> EXTRACT
* * * * * * *

Google Coral USB Accelerator performance with Raspberry Pi 3B, 3A+, 4B
Google Coral USB accelerator is a device that can be attached to a computer for speeding up inferencing process in Machine Learning projects. It acts as a coprocessor and provides hardware acceleration for Neural Networks. It makes Inferencing process 10 times faster.
This experiment is about measuring the performance of 4 models (Pi 4 4GB & 8GB , Pi 3B, Pi 3A+) of Raspberry Pi. The performance is measured with and without Coral USB accelerator. Same set of Python scripts (Test Code) are used to perform image classification using a Machine Learning Model (MobileNet V1) on all the models. This is achieved by switching the same micro SD card between the different variants. The setup is shown in the picture below.
Before we can plug the Coral USB Accelerator to Raspberry Pi, we need to install certain dependencies. These are brought out very clearly on the official Coral website. The link is here https://coral.ai/docs/accelerator/get-started.
Just follow the instructions present on the link and you will be good to go to use the coral hardware with Raspberry Pi.
Testing Coral USB Accelerator
The test scripts used in this experiment can be downloaded from this github link.
There are two Python scripts, two model files and a label file in the folder. The two Python scripts are:-
=> classify.py : It works with model file 'mobilenet_v1_1.0_224_quant.tflite' and does not make use of the Coral USB accelerator.
=> classify_coral.py: It works with model file 'mobilenet_v1_1.0_224_quant_edgetpu.tflite' and makes use of the Coral USB accelerator. This file is identical to 'classify.py' except the minor modifications which are incorporated to make it work with Coral USB accelerator. The modifications are as follows:-
1. Import load_delgate from tflite_runtime.interpreter
2. Change the path of model file and make it point to the 'edgetpu' model file
3. Make interpreter with 'load_delegate' function.
The details are covered in the Code Walkthorugh section. The basic tasks performed by both the scripts are as shown below.
'Camera capture' and 'Preview' involves getting a picture frame from the camera and displaying it on a output window with suitable annotations. There are multiple methods to do these tasks efficiently and minimise the processing time. One such method is to perform the camera related task through OpenCV.

* * * * * * *

[Image layout annotations]

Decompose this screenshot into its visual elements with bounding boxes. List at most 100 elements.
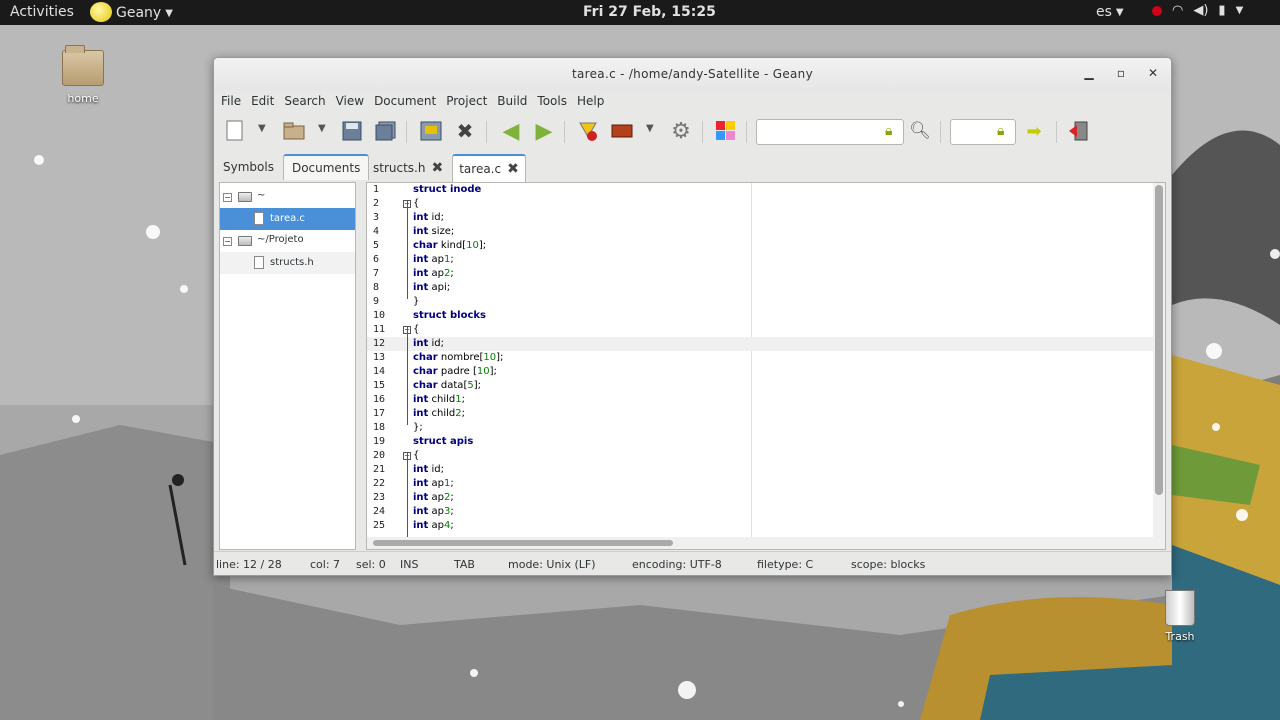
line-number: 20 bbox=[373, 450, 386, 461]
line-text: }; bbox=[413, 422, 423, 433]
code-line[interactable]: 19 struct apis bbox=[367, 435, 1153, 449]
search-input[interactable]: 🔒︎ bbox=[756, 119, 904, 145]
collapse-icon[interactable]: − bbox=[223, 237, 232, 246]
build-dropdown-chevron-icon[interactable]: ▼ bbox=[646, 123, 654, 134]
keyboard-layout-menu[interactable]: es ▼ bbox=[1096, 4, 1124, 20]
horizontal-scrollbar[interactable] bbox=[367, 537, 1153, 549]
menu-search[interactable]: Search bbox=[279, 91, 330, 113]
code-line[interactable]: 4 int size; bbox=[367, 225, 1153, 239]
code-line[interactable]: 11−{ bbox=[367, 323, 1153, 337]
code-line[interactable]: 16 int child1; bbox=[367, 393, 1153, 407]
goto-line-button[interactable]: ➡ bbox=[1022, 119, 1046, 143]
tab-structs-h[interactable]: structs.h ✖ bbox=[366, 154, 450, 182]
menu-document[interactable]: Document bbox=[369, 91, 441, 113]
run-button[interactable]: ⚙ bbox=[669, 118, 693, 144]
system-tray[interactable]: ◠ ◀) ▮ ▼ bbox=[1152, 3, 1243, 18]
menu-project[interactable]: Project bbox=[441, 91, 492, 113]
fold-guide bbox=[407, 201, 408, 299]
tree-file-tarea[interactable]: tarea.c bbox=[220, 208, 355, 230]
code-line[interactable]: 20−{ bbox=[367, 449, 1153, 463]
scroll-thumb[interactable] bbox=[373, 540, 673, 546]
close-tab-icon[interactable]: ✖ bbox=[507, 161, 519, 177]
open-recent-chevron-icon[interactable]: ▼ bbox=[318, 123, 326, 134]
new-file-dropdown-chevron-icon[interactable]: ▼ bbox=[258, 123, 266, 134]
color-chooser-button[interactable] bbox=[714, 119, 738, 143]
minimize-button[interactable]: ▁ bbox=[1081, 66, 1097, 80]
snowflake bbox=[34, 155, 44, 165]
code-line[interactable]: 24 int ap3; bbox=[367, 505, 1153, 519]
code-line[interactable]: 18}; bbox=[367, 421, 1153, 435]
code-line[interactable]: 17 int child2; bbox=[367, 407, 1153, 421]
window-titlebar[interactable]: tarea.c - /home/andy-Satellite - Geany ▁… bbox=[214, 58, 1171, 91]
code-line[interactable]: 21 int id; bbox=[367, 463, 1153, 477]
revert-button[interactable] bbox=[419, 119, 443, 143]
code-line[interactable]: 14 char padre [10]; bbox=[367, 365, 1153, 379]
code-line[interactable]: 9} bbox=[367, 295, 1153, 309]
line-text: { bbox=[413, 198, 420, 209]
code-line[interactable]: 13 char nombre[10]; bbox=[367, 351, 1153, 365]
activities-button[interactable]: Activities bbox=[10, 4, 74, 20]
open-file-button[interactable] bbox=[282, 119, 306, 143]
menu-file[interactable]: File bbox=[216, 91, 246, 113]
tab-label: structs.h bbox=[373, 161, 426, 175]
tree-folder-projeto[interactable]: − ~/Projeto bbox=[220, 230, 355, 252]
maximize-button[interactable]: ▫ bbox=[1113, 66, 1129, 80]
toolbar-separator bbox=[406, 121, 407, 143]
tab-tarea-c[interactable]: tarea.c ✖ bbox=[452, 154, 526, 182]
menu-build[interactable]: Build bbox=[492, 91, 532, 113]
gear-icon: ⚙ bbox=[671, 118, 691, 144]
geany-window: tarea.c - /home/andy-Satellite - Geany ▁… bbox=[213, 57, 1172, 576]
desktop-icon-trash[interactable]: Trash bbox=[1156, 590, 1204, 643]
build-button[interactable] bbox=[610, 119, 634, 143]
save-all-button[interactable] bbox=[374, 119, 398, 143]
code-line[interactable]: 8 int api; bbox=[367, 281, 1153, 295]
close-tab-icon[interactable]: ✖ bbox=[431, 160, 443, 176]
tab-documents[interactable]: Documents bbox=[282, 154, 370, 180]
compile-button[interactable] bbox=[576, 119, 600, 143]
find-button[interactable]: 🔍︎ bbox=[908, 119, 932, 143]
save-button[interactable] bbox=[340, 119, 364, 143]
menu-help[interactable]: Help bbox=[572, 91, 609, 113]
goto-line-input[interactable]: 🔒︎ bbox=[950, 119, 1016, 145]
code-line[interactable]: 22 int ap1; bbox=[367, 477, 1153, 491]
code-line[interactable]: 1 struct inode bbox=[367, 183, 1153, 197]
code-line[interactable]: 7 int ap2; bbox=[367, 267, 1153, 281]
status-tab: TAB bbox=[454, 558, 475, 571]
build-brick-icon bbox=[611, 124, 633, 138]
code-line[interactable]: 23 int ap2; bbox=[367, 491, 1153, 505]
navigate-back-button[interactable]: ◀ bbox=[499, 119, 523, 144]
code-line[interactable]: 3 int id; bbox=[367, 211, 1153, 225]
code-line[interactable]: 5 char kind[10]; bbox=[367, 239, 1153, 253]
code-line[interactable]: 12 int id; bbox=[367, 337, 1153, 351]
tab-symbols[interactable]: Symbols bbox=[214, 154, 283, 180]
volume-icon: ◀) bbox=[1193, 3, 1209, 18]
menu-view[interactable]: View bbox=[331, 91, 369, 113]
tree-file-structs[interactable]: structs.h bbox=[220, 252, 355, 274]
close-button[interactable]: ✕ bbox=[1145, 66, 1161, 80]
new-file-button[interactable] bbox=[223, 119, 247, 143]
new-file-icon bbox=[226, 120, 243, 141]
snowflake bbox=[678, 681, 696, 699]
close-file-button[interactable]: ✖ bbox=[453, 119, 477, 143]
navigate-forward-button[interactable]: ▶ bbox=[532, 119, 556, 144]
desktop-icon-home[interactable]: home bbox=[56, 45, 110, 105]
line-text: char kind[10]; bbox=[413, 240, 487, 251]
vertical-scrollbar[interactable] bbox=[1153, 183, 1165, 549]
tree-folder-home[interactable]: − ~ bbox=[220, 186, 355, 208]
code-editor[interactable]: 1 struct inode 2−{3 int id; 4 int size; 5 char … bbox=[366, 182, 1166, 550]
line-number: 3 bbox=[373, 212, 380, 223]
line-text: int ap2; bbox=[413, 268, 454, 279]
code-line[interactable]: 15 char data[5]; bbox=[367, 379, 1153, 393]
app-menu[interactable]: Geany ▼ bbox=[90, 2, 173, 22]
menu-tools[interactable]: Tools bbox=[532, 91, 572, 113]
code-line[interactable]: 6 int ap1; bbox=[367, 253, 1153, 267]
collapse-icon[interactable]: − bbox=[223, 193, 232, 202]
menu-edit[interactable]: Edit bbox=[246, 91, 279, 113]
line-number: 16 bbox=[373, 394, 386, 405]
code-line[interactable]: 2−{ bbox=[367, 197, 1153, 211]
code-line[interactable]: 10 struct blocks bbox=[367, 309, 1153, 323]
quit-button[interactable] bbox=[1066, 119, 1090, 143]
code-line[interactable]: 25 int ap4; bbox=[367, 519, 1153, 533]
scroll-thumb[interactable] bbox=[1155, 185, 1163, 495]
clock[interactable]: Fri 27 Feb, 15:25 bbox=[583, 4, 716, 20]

* * * * * * *

> REQUEST 1
How much faster does the Coral accelerator text say the device makes the inferencing process?
> REQUEST 2
Continue the Coral accelerator text, picking up right after its last sentence.

> EXPECTED ANSWER 1
It makes the inferencing process 10 times faster.

> EXPECTED ANSWER 2
'Inference' involves obtaining predictions from the model file based on the input image. The time taken in this step depends upon the model file being used. Inference time may vary from model to model depending upon how many classes it has. Without any external hardware acceleration, this task is performed by the CPU and devours the precious processor resources. In order to build applications that employ a machine learning model for a real-time use case, it is imperative that the inferencing time must be as low as possible to get maximum FPS.
The Python script 'classify_coral.py' delegates the inferencing part to the Coral USB Accelerator and brings down the processing time drastically. The observations of time taken by the various models of Raspberry Pi are brought out in the next section.
The Result Summary
The results obtained from running the test scripts are summarised here. While running the scripts, the time taken by three tasks (camera capture, inference, preview) varies with every frame. Snap shot of average case is shown in the results.
Raspberry Pi 4B (4GB)
CPU: 64 bit quad-core @ 1.5 GHz RAM: 4 GB |
Commands verifying Raspberry Pi version |
Without Coral Accelerator (results of running 'classify.py')
With Coral Accelerator (results of running 'classify_coral.py')
Raspberry Pi 4B (8GB)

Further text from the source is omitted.